• TO BE DONE
Leave every picture out and write out the records below exactly.
◆ ◆ ◆ ◆ ◆
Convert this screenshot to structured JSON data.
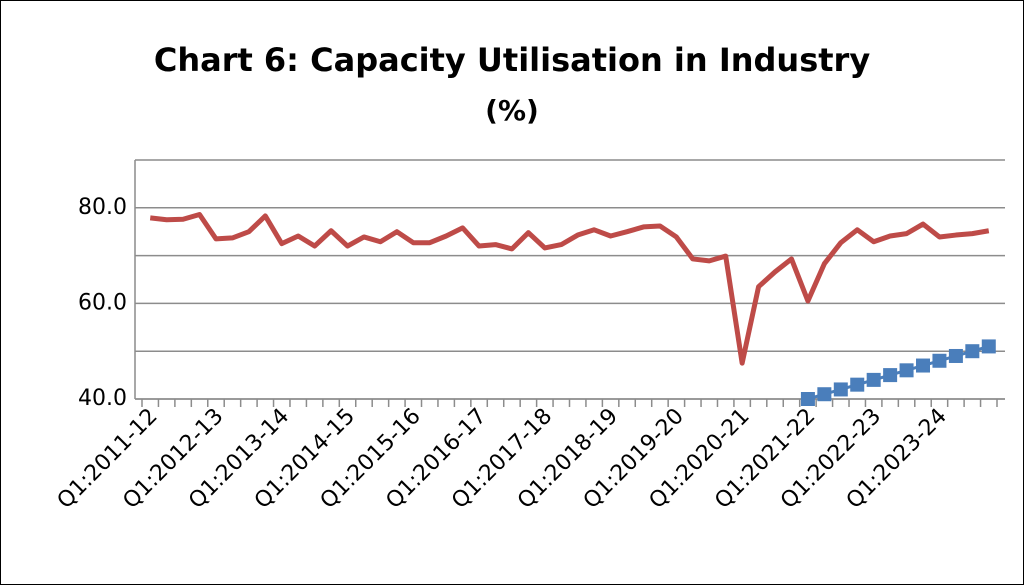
{
  "chart_data": {
    "type": "line",
    "title": "Chart 6: Capacity Utilisation in Industry",
    "subtitle": "(%)",
    "categories": [
      "Q1:2011-12",
      null,
      null,
      null,
      "Q1:2012-13",
      null,
      null,
      null,
      "Q1:2013-14",
      null,
      null,
      null,
      "Q1:2014-15",
      null,
      null,
      null,
      "Q1:2015-16",
      null,
      null,
      null,
      "Q1:2016-17",
      null,
      null,
      null,
      "Q1:2017-18",
      null,
      null,
      null,
      "Q1:2018-19",
      null,
      null,
      null,
      "Q1:2019-20",
      null,
      null,
      null,
      "Q1:2020-21",
      null,
      null,
      null,
      "Q1:2021-22",
      null,
      null,
      null,
      "Q1:2022-23",
      null,
      null,
      null,
      "Q1:2023-24",
      null,
      null,
      null
    ],
    "series": [
      {
        "color": "#be4b48",
        "values": [
          77.9,
          77.5,
          77.6,
          78.6,
          73.5,
          73.7,
          75.0,
          78.3,
          72.5,
          74.1,
          72.0,
          75.2,
          72.0,
          73.9,
          72.9,
          75.0,
          72.7,
          72.7,
          74.1,
          75.8,
          72.0,
          72.3,
          71.4,
          74.8,
          71.6,
          72.3,
          74.3,
          75.4,
          74.1,
          75.0,
          76.0,
          76.2,
          73.9,
          69.3,
          68.9,
          69.9,
          47.5,
          63.5,
          66.6,
          69.3,
          60.5,
          68.3,
          72.7,
          75.4,
          72.9,
          74.1,
          74.6,
          76.6,
          73.9,
          74.3,
          74.6,
          75.2
        ]
      },
      {
        "color": "#4a7ebb",
        "markers": true,
        "values": [
          null,
          null,
          null,
          null,
          null,
          null,
          null,
          null,
          null,
          null,
          null,
          null,
          null,
          null,
          null,
          null,
          null,
          null,
          null,
          null,
          null,
          null,
          null,
          null,
          null,
          null,
          null,
          null,
          null,
          null,
          null,
          null,
          null,
          null,
          null,
          null,
          null,
          null,
          null,
          null,
          40,
          41,
          42,
          43,
          44,
          45,
          46,
          47,
          48,
          49,
          50,
          51
        ]
      }
    ],
    "ylim": [
      40,
      90
    ],
    "yticks": [
      {
        "value": 40,
        "label": "40.0"
      },
      {
        "value": 60,
        "label": "60.0"
      },
      {
        "value": 80,
        "label": "80.0"
      }
    ],
    "minor_yticks": [
      50,
      70,
      90
    ],
    "grid": true
  }
}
◆ ◆ ◆ ◆ ◆
• COMPLETE ANSWER
Convert this screenshot to structured JSON data.
{
  "chart_data": {
    "type": "line",
    "title": "Chart 6: Capacity Utilisation in Industry",
    "subtitle": "(%)",
    "categories": [
      "Q1:2011-12",
      null,
      null,
      null,
      "Q1:2012-13",
      null,
      null,
      null,
      "Q1:2013-14",
      null,
      null,
      null,
      "Q1:2014-15",
      null,
      null,
      null,
      "Q1:2015-16",
      null,
      null,
      null,
      "Q1:2016-17",
      null,
      null,
      null,
      "Q1:2017-18",
      null,
      null,
      null,
      "Q1:2018-19",
      null,
      null,
      null,
      "Q1:2019-20",
      null,
      null,
      null,
      "Q1:2020-21",
      null,
      null,
      null,
      "Q1:2021-22",
      null,
      null,
      null,
      "Q1:2022-23",
      null,
      null,
      null,
      "Q1:2023-24",
      null,
      null,
      null
    ],
    "series": [
      {
        "color": "#be4b48",
        "values": [
          77.9,
          77.5,
          77.6,
          78.6,
          73.5,
          73.7,
          75.0,
          78.3,
          72.5,
          74.1,
          72.0,
          75.2,
          72.0,
          73.9,
          72.9,
          75.0,
          72.7,
          72.7,
          74.1,
          75.8,
          72.0,
          72.3,
          71.4,
          74.8,
          71.6,
          72.3,
          74.3,
          75.4,
          74.1,
          75.0,
          76.0,
          76.2,
          73.9,
          69.3,
          68.9,
          69.9,
          47.5,
          63.5,
          66.6,
          69.3,
          60.5,
          68.3,
          72.7,
          75.4,
          72.9,
          74.1,
          74.6,
          76.6,
          73.9,
          74.3,
          74.6,
          75.2
        ]
      },
      {
        "color": "#4a7ebb",
        "markers": true,
        "values": [
          null,
          null,
          null,
          null,
          null,
          null,
          null,
          null,
          null,
          null,
          null,
          null,
          null,
          null,
          null,
          null,
          null,
          null,
          null,
          null,
          null,
          null,
          null,
          null,
          null,
          null,
          null,
          null,
          null,
          null,
          null,
          null,
          null,
          null,
          null,
          null,
          null,
          null,
          null,
          null,
          40,
          41,
          42,
          43,
          44,
          45,
          46,
          47,
          48,
          49,
          50,
          51
        ]
      }
    ],
    "ylim": [
      40,
      90
    ],
    "yticks": [
      {
        "value": 40,
        "label": "40.0"
      },
      {
        "value": 60,
        "label": "60.0"
      },
      {
        "value": 80,
        "label": "80.0"
      }
    ],
    "minor_yticks": [
      50,
      70,
      90
    ],
    "grid": true
  }
}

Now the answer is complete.